Problem details =
Take every line of the material and reproduce it exactly.

Supplied information =
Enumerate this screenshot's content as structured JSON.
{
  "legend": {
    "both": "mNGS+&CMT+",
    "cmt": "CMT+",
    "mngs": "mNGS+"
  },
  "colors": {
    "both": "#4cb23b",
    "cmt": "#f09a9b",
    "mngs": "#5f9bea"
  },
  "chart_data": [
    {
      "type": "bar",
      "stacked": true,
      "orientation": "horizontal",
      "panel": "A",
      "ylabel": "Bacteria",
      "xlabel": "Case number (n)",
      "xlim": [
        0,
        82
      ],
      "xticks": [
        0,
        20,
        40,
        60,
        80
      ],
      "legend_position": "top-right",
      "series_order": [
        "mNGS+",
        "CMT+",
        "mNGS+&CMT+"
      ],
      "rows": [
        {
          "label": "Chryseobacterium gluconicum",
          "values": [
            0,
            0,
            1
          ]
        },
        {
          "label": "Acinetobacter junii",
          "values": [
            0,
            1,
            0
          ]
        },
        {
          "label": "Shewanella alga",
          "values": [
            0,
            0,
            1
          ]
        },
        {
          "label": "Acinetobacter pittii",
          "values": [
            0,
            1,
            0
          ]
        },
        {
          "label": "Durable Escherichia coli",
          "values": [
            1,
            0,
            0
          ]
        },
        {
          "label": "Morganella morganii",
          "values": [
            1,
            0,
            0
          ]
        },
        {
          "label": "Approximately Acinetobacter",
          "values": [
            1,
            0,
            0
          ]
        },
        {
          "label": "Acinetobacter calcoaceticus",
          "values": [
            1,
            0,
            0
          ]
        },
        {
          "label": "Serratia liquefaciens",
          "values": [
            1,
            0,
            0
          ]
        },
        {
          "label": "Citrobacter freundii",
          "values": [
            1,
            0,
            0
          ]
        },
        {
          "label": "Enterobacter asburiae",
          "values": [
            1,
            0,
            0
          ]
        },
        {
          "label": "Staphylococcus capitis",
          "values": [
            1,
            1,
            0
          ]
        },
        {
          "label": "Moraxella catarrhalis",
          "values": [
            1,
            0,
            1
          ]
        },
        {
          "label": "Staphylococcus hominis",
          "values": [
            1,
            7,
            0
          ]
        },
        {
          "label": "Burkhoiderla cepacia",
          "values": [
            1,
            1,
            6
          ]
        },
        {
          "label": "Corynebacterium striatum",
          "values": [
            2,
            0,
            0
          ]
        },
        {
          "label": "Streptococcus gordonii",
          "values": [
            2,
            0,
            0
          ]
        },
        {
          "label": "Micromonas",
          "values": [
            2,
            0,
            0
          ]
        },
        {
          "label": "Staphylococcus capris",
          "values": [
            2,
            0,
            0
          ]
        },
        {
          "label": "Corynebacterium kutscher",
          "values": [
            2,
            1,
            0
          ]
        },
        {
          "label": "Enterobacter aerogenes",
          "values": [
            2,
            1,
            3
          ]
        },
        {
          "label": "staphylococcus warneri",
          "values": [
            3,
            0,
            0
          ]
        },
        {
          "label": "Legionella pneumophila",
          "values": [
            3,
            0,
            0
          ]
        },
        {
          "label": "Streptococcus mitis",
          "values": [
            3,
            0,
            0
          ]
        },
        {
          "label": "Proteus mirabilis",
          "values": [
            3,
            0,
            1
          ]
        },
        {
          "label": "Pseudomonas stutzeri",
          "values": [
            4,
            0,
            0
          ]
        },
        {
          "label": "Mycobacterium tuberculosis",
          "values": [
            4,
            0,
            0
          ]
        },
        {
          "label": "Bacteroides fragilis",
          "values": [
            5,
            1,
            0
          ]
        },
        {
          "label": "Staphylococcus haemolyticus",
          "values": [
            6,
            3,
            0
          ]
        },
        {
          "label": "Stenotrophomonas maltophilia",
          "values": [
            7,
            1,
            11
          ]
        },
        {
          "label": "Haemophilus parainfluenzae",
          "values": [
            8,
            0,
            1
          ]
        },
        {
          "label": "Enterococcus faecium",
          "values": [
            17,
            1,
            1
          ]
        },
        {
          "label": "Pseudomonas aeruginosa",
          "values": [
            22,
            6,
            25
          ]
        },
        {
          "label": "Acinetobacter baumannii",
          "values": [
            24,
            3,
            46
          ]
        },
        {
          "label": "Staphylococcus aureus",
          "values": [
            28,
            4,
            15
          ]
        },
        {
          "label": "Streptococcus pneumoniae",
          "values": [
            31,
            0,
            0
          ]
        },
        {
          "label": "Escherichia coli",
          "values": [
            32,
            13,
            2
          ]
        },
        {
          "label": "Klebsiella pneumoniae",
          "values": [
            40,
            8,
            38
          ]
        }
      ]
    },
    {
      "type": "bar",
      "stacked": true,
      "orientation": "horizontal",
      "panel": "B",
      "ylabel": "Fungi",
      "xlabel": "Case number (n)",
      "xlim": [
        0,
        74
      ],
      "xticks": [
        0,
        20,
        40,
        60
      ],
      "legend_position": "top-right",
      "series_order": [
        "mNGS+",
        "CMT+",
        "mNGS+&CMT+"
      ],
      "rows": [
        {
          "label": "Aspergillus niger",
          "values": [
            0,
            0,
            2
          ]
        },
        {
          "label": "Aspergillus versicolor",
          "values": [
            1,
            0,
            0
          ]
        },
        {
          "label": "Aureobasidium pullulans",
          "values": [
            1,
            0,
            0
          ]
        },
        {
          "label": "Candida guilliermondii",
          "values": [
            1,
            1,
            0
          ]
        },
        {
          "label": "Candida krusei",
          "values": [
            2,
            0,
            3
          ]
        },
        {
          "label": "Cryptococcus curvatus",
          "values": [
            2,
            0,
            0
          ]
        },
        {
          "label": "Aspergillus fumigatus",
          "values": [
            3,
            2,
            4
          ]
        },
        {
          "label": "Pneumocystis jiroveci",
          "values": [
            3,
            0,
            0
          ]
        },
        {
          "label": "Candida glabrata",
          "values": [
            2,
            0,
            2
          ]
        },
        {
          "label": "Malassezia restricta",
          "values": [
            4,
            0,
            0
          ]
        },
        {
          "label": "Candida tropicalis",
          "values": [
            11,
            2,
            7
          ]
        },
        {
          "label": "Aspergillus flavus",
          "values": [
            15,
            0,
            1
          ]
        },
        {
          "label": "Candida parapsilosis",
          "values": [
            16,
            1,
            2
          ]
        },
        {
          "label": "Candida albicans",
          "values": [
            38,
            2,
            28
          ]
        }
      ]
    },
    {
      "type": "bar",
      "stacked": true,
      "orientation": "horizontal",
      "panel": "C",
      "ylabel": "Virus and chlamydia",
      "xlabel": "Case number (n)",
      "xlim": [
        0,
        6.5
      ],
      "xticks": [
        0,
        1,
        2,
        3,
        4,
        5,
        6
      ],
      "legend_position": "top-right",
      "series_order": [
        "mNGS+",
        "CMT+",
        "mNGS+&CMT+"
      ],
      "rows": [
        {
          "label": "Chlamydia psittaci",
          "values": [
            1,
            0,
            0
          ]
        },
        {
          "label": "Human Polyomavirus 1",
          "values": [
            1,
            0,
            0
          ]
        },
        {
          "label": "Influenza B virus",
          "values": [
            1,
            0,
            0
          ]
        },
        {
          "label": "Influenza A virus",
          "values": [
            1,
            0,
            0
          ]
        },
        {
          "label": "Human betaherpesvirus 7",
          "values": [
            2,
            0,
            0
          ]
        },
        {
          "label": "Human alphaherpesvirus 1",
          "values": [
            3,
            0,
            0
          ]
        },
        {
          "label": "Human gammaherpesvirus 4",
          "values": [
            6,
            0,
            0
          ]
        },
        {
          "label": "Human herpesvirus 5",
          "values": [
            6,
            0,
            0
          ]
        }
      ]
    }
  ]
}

Solution below =
Enumerate this screenshot's content as structured JSON.
{
  "legend": {
    "both": "mNGS+&CMT+",
    "cmt": "CMT+",
    "mngs": "mNGS+"
  },
  "colors": {
    "both": "#4cb23b",
    "cmt": "#f09a9b",
    "mngs": "#5f9bea"
  },
  "chart_data": [
    {
      "type": "bar",
      "stacked": true,
      "orientation": "horizontal",
      "panel": "A",
      "ylabel": "Bacteria",
      "xlabel": "Case number (n)",
      "xlim": [
        0,
        82
      ],
      "xticks": [
        0,
        20,
        40,
        60,
        80
      ],
      "legend_position": "top-right",
      "series_order": [
        "mNGS+",
        "CMT+",
        "mNGS+&CMT+"
      ],
      "rows": [
        {
          "label": "Chryseobacterium gluconicum",
          "values": [
            0,
            0,
            1
          ]
        },
        {
          "label": "Acinetobacter junii",
          "values": [
            0,
            1,
            0
          ]
        },
        {
          "label": "Shewanella alga",
          "values": [
            0,
            0,
            1
          ]
        },
        {
          "label": "Acinetobacter pittii",
          "values": [
            0,
            1,
            0
          ]
        },
        {
          "label": "Durable Escherichia coli",
          "values": [
            1,
            0,
            0
          ]
        },
        {
          "label": "Morganella morganii",
          "values": [
            1,
            0,
            0
          ]
        },
        {
          "label": "Approximately Acinetobacter",
          "values": [
            1,
            0,
            0
          ]
        },
        {
          "label": "Acinetobacter calcoaceticus",
          "values": [
            1,
            0,
            0
          ]
        },
        {
          "label": "Serratia liquefaciens",
          "values": [
            1,
            0,
            0
          ]
        },
        {
          "label": "Citrobacter freundii",
          "values": [
            1,
            0,
            0
          ]
        },
        {
          "label": "Enterobacter asburiae",
          "values": [
            1,
            0,
            0
          ]
        },
        {
          "label": "Staphylococcus capitis",
          "values": [
            1,
            1,
            0
          ]
        },
        {
          "label": "Moraxella catarrhalis",
          "values": [
            1,
            0,
            1
          ]
        },
        {
          "label": "Staphylococcus hominis",
          "values": [
            1,
            7,
            0
          ]
        },
        {
          "label": "Burkhoiderla cepacia",
          "values": [
            1,
            1,
            6
          ]
        },
        {
          "label": "Corynebacterium striatum",
          "values": [
            2,
            0,
            0
          ]
        },
        {
          "label": "Streptococcus gordonii",
          "values": [
            2,
            0,
            0
          ]
        },
        {
          "label": "Micromonas",
          "values": [
            2,
            0,
            0
          ]
        },
        {
          "label": "Staphylococcus capris",
          "values": [
            2,
            0,
            0
          ]
        },
        {
          "label": "Corynebacterium kutscher",
          "values": [
            2,
            1,
            0
          ]
        },
        {
          "label": "Enterobacter aerogenes",
          "values": [
            2,
            1,
            3
          ]
        },
        {
          "label": "staphylococcus warneri",
          "values": [
            3,
            0,
            0
          ]
        },
        {
          "label": "Legionella pneumophila",
          "values": [
            3,
            0,
            0
          ]
        },
        {
          "label": "Streptococcus mitis",
          "values": [
            3,
            0,
            0
          ]
        },
        {
          "label": "Proteus mirabilis",
          "values": [
            3,
            0,
            1
          ]
        },
        {
          "label": "Pseudomonas stutzeri",
          "values": [
            4,
            0,
            0
          ]
        },
        {
          "label": "Mycobacterium tuberculosis",
          "values": [
            4,
            0,
            0
          ]
        },
        {
          "label": "Bacteroides fragilis",
          "values": [
            5,
            1,
            0
          ]
        },
        {
          "label": "Staphylococcus haemolyticus",
          "values": [
            6,
            3,
            0
          ]
        },
        {
          "label": "Stenotrophomonas maltophilia",
          "values": [
            7,
            1,
            11
          ]
        },
        {
          "label": "Haemophilus parainfluenzae",
          "values": [
            8,
            0,
            1
          ]
        },
        {
          "label": "Enterococcus faecium",
          "values": [
            17,
            1,
            1
          ]
        },
        {
          "label": "Pseudomonas aeruginosa",
          "values": [
            22,
            6,
            25
          ]
        },
        {
          "label": "Acinetobacter baumannii",
          "values": [
            24,
            3,
            46
          ]
        },
        {
          "label": "Staphylococcus aureus",
          "values": [
            28,
            4,
            15
          ]
        },
        {
          "label": "Streptococcus pneumoniae",
          "values": [
            31,
            0,
            0
          ]
        },
        {
          "label": "Escherichia coli",
          "values": [
            32,
            13,
            2
          ]
        },
        {
          "label": "Klebsiella pneumoniae",
          "values": [
            40,
            8,
            38
          ]
        }
      ]
    },
    {
      "type": "bar",
      "stacked": true,
      "orientation": "horizontal",
      "panel": "B",
      "ylabel": "Fungi",
      "xlabel": "Case number (n)",
      "xlim": [
        0,
        74
      ],
      "xticks": [
        0,
        20,
        40,
        60
      ],
      "legend_position": "top-right",
      "series_order": [
        "mNGS+",
        "CMT+",
        "mNGS+&CMT+"
      ],
      "rows": [
        {
          "label": "Aspergillus niger",
          "values": [
            0,
            0,
            2
          ]
        },
        {
          "label": "Aspergillus versicolor",
          "values": [
            1,
            0,
            0
          ]
        },
        {
          "label": "Aureobasidium pullulans",
          "values": [
            1,
            0,
            0
          ]
        },
        {
          "label": "Candida guilliermondii",
          "values": [
            1,
            1,
            0
          ]
        },
        {
          "label": "Candida krusei",
          "values": [
            2,
            0,
            3
          ]
        },
        {
          "label": "Cryptococcus curvatus",
          "values": [
            2,
            0,
            0
          ]
        },
        {
          "label": "Aspergillus fumigatus",
          "values": [
            3,
            2,
            4
          ]
        },
        {
          "label": "Pneumocystis jiroveci",
          "values": [
            3,
            0,
            0
          ]
        },
        {
          "label": "Candida glabrata",
          "values": [
            2,
            0,
            2
          ]
        },
        {
          "label": "Malassezia restricta",
          "values": [
            4,
            0,
            0
          ]
        },
        {
          "label": "Candida tropicalis",
          "values": [
            11,
            2,
            7
          ]
        },
        {
          "label": "Aspergillus flavus",
          "values": [
            15,
            0,
            1
          ]
        },
        {
          "label": "Candida parapsilosis",
          "values": [
            16,
            1,
            2
          ]
        },
        {
          "label": "Candida albicans",
          "values": [
            38,
            2,
            28
          ]
        }
      ]
    },
    {
      "type": "bar",
      "stacked": true,
      "orientation": "horizontal",
      "panel": "C",
      "ylabel": "Virus and chlamydia",
      "xlabel": "Case number (n)",
      "xlim": [
        0,
        6.5
      ],
      "xticks": [
        0,
        1,
        2,
        3,
        4,
        5,
        6
      ],
      "legend_position": "top-right",
      "series_order": [
        "mNGS+",
        "CMT+",
        "mNGS+&CMT+"
      ],
      "rows": [
        {
          "label": "Chlamydia psittaci",
          "values": [
            1,
            0,
            0
          ]
        },
        {
          "label": "Human Polyomavirus 1",
          "values": [
            1,
            0,
            0
          ]
        },
        {
          "label": "Influenza B virus",
          "values": [
            1,
            0,
            0
          ]
        },
        {
          "label": "Influenza A virus",
          "values": [
            1,
            0,
            0
          ]
        },
        {
          "label": "Human betaherpesvirus 7",
          "values": [
            2,
            0,
            0
          ]
        },
        {
          "label": "Human alphaherpesvirus 1",
          "values": [
            3,
            0,
            0
          ]
        },
        {
          "label": "Human gammaherpesvirus 4",
          "values": [
            6,
            0,
            0
          ]
        },
        {
          "label": "Human herpesvirus 5",
          "values": [
            6,
            0,
            0
          ]
        }
      ]
    }
  ]
}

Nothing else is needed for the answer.